DOCUMENT PASSAGE
-- BEGIN --

Thanks for the reply Bejoy.
On Sun, Sep 30, 2012 at 6:35 AM, Bejoy KS <be...@outlook.com> wrote:
> Hi Abshiek
>
>
> No need of any similar columns for map join to work. It is just taking the
> join process to mapper rather then doing the same in a reducer.
>
> The actual bottle neck is the single reducer. Need to figure out why only
> one reducer is fired rather than the set value of 17. Are you using ORDER BY
> in your query? If so, it sets the number of reducers to 1.
----- I didnot use order by in the query.
>
> Can you provide the full console stack here so that we'll be able to
> understand your issue and help you better? (starting from the properties you
> set, your query and the error ). Also can you get the exact data sizes for
> two tables.

-- END --

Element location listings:
-- BEGIN --

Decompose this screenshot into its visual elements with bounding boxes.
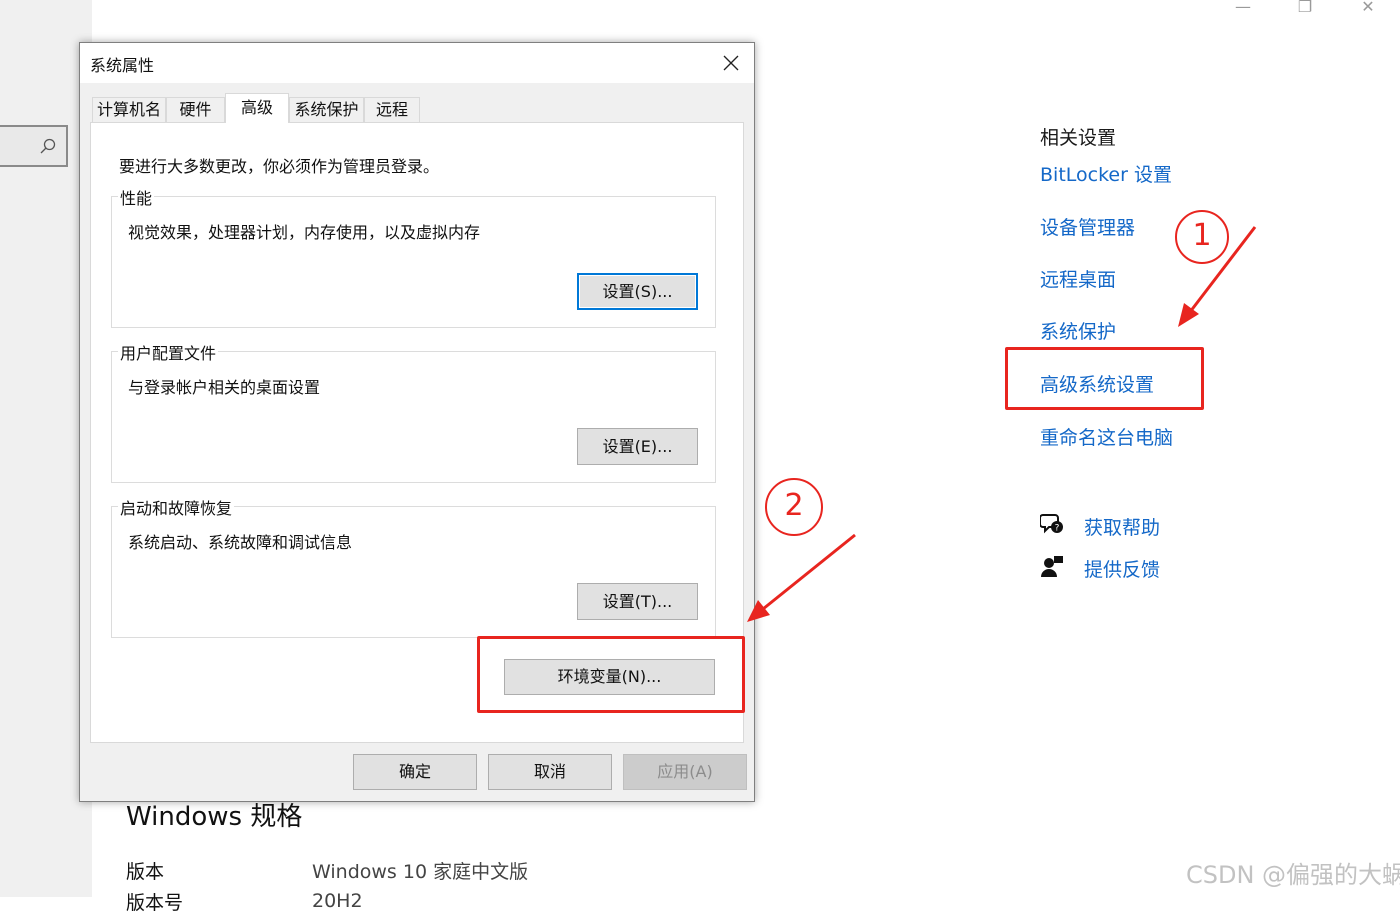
screen: { "system_window": { "related_settings":… (0, 0, 1400, 914)
apply-button: 应用(A) (623, 754, 747, 790)
give-feedback-link[interactable]: 提供反馈 (1084, 555, 1160, 582)
bitlocker-settings-link[interactable]: BitLocker 设置 (1040, 160, 1172, 187)
ok-button[interactable]: 确定 (353, 754, 477, 790)
arrow-1-head (1178, 303, 1199, 327)
step-1-marker: 1 (1175, 210, 1229, 264)
window-close-button[interactable]: ✕ (1358, 0, 1378, 15)
highlight-env-variables (477, 636, 745, 713)
minimize-button[interactable]: — (1233, 0, 1253, 15)
tab-advanced[interactable]: 高级 (225, 93, 289, 123)
svg-text:?: ? (1055, 524, 1060, 534)
related-settings-title: 相关设置 (1040, 127, 1117, 149)
group-label: 用户配置文件 (118, 340, 219, 364)
cancel-button[interactable]: 取消 (488, 754, 612, 790)
version-value: 20H2 (312, 890, 363, 912)
search-icon (40, 138, 56, 154)
version-label: 版本号 (126, 892, 184, 914)
restore-button[interactable]: ❐ (1295, 0, 1315, 15)
user-profiles-group: 用户配置文件 与登录帐户相关的桌面设置 设置(E)... (111, 340, 716, 483)
highlight-advanced-settings (1005, 347, 1204, 410)
rename-pc-link[interactable]: 重命名这台电脑 (1040, 423, 1173, 450)
device-manager-link[interactable]: 设备管理器 (1040, 213, 1135, 240)
close-icon (723, 55, 739, 71)
remote-desktop-link[interactable]: 远程桌面 (1040, 265, 1116, 292)
watermark: CSDN @偏强的大蜗牛 (1186, 861, 1400, 889)
startup-recovery-group: 启动和故障恢复 系统启动、系统故障和调试信息 设置(T)... (111, 495, 716, 638)
get-help-link[interactable]: 获取帮助 (1084, 513, 1160, 540)
group-label: 性能 (118, 185, 155, 209)
system-protection-link[interactable]: 系统保护 (1040, 317, 1116, 344)
dialog-title: 系统属性 (90, 56, 155, 75)
edition-label: 版本 (126, 861, 165, 883)
admin-notice: 要进行大多数更改，你必须作为管理员登录。 (119, 157, 440, 176)
performance-group: 性能 视觉效果，处理器计划，内存使用，以及虚拟内存 设置(S)... (111, 185, 716, 328)
dialog-close-button[interactable] (708, 43, 754, 83)
feedback-icon (1041, 556, 1063, 577)
tab-hardware[interactable]: 硬件 (166, 97, 225, 122)
arrow-2-line (762, 533, 856, 611)
edition-value: Windows 10 家庭中文版 (312, 861, 529, 883)
user-profiles-settings-button[interactable]: 设置(E)... (577, 428, 698, 465)
group-description: 系统启动、系统故障和调试信息 (128, 533, 353, 552)
step-2-marker: 2 (765, 478, 823, 536)
tab-computer-name[interactable]: 计算机名 (92, 97, 166, 122)
get-help-icon: ? (1040, 514, 1063, 534)
settings-search-input[interactable] (0, 125, 68, 167)
group-description: 视觉效果，处理器计划，内存使用，以及虚拟内存 (128, 223, 481, 242)
tab-remote[interactable]: 远程 (364, 97, 420, 122)
tab-system-protection[interactable]: 系统保护 (289, 97, 364, 122)
group-label: 启动和故障恢复 (118, 495, 235, 519)
performance-settings-button[interactable]: 设置(S)... (577, 273, 698, 310)
startup-recovery-settings-button[interactable]: 设置(T)... (577, 583, 698, 620)
dialog-titlebar: 系统属性 (80, 43, 754, 83)
group-description: 与登录帐户相关的桌面设置 (128, 378, 321, 397)
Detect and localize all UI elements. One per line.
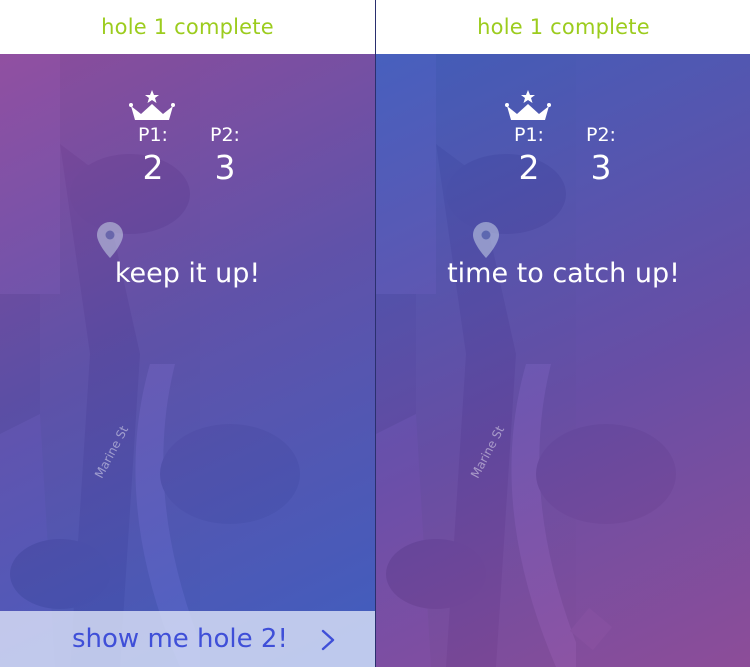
color-overlay [0,54,375,667]
map-pin-icon[interactable] [97,222,123,258]
crown-icon [505,90,551,120]
player-1-value: 2 [518,148,540,187]
player-1-score: P1: 2 [133,124,173,187]
map-pin-icon[interactable] [473,222,499,258]
status-message: keep it up! [114,258,261,289]
map-view[interactable]: Marine St [0,54,375,667]
color-overlay [376,54,750,667]
player-1-label: P1: [138,124,168,146]
player-2-label: P2: [586,124,616,146]
header: hole 1 complete [376,0,750,54]
player-2-value: 3 [590,148,612,187]
player-1-value: 2 [142,148,164,187]
status-message: time to catch up! [447,258,680,289]
crown-icon [129,90,175,120]
screen-right: hole 1 complete Marine St P1: 2 P2: 3 ti… [375,0,750,667]
player-1-score: P1: 2 [509,124,549,187]
header-title: hole 1 complete [477,15,650,39]
player-2-score: P2: 3 [581,124,621,187]
chevron-right-icon [321,629,335,651]
player-2-score: P2: 3 [205,124,245,187]
player-2-label: P2: [210,124,240,146]
player-1-label: P1: [514,124,544,146]
player-2-value: 3 [214,148,236,187]
map-view[interactable]: Marine St [376,54,750,667]
header-title: hole 1 complete [101,15,274,39]
screen-left: hole 1 complete Marine St P1: 2 P2: 3 ke… [0,0,375,667]
next-hole-button[interactable]: show me hole 2! [0,611,375,667]
header: hole 1 complete [0,0,375,54]
next-hole-button-label: show me hole 2! [72,624,288,654]
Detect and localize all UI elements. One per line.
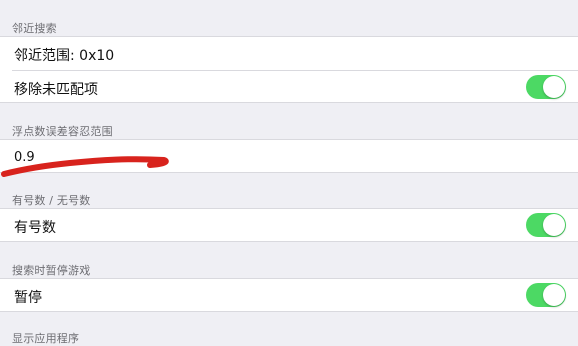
float-tolerance-group <box>0 139 578 173</box>
row-divider <box>12 70 578 71</box>
float-tolerance-input[interactable] <box>14 148 554 166</box>
toggle-knob <box>543 214 565 236</box>
signed-toggle[interactable] <box>526 213 566 237</box>
signed-group: 有号数 <box>0 208 578 242</box>
neighbor-range-row[interactable]: 邻近范围: 0x10 <box>14 45 114 65</box>
toggle-knob <box>543 76 565 98</box>
signed-label: 有号数 <box>14 220 56 236</box>
settings-screen: 邻近搜索 邻近范围: 0x10 移除未匹配项 浮点数误差容忍范围 有号数 / 无… <box>0 0 578 345</box>
pause-game-group: 暂停 <box>0 278 578 312</box>
section-header-signed: 有号数 / 无号数 <box>12 194 91 207</box>
remove-unmatched-label: 移除未匹配项 <box>14 82 98 98</box>
section-header-pause-game: 搜索时暂停游戏 <box>12 264 91 277</box>
pause-toggle[interactable] <box>526 283 566 307</box>
section-header-show-apps: 显示应用程序 <box>12 332 80 345</box>
section-header-float-tolerance: 浮点数误差容忍范围 <box>12 125 113 138</box>
pause-label: 暂停 <box>14 290 42 306</box>
toggle-knob <box>543 284 565 306</box>
remove-unmatched-toggle[interactable] <box>526 75 566 99</box>
neighbor-search-group: 邻近范围: 0x10 移除未匹配项 <box>0 36 578 103</box>
section-header-neighbor-search: 邻近搜索 <box>12 22 57 35</box>
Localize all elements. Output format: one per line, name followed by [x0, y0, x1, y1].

-- END --

JOBS
A – In the email thread about map join, what sets the number of reducers to 1?
B – Carry on the email thread about map join past its last line.
You can leave the listing aside; it isn't required.

EXPECTED OUTPUTS
A – Using ORDER BY in the query sets the number of reducers to 1.

B –
----- set mapred.reduce.tasks=17;
set mapred.child.java.opts=xmx2073741824;
set io.sort.mb=512;
set io.sort.factor=250;
set mapred.reduce.parallel.copies=true;
set mapred.job.reuse.jvm.num.tasks=1;
set hive.mapred.reduce.tasks.speculative.execution=false;
set hive.mapred.map.tasks.speculative.execution=false;
CREATE TABLE t1 AS
SELECT /*+ STREAMTABLE(t2) */
t2.col1,
t3.col1
FROM table2 t2
JOIN table3 t3
table2 : 997406 rows
total bytes: 20848934 -- 19.88 mb
table3 : 20773 rows
total bytes: 353127 -- 0.33 mb
#of Mappers: 4
#of reducers: 1
>
> Regards
> Bejoy KS
>
>> From: abhishek.dodda1@gmail.com
>> Date: Sat, 29 Sep 2012 07:44:06 -0700
>> Subject: Re: Cartesian Product in HIVE
>> To: user@hive.apache.org; bejoy_ks@yahoo.com
>
>>
>> Thanks for the reply Bejoy.
>>
>> I tried to map join, by setting the property mentioned by you and Even
>> increased the small table file size
>> 20k table size would be not more than 200 mb but it doesnot work.
>>
>> Cartesian product of tables, they dont have any similar columns does
>> map join work here??
>>
>> By applying below setting with STREAM TABLE HINT it was processing
>> around 5 Billion rows per hour,so process took around 4 hrs.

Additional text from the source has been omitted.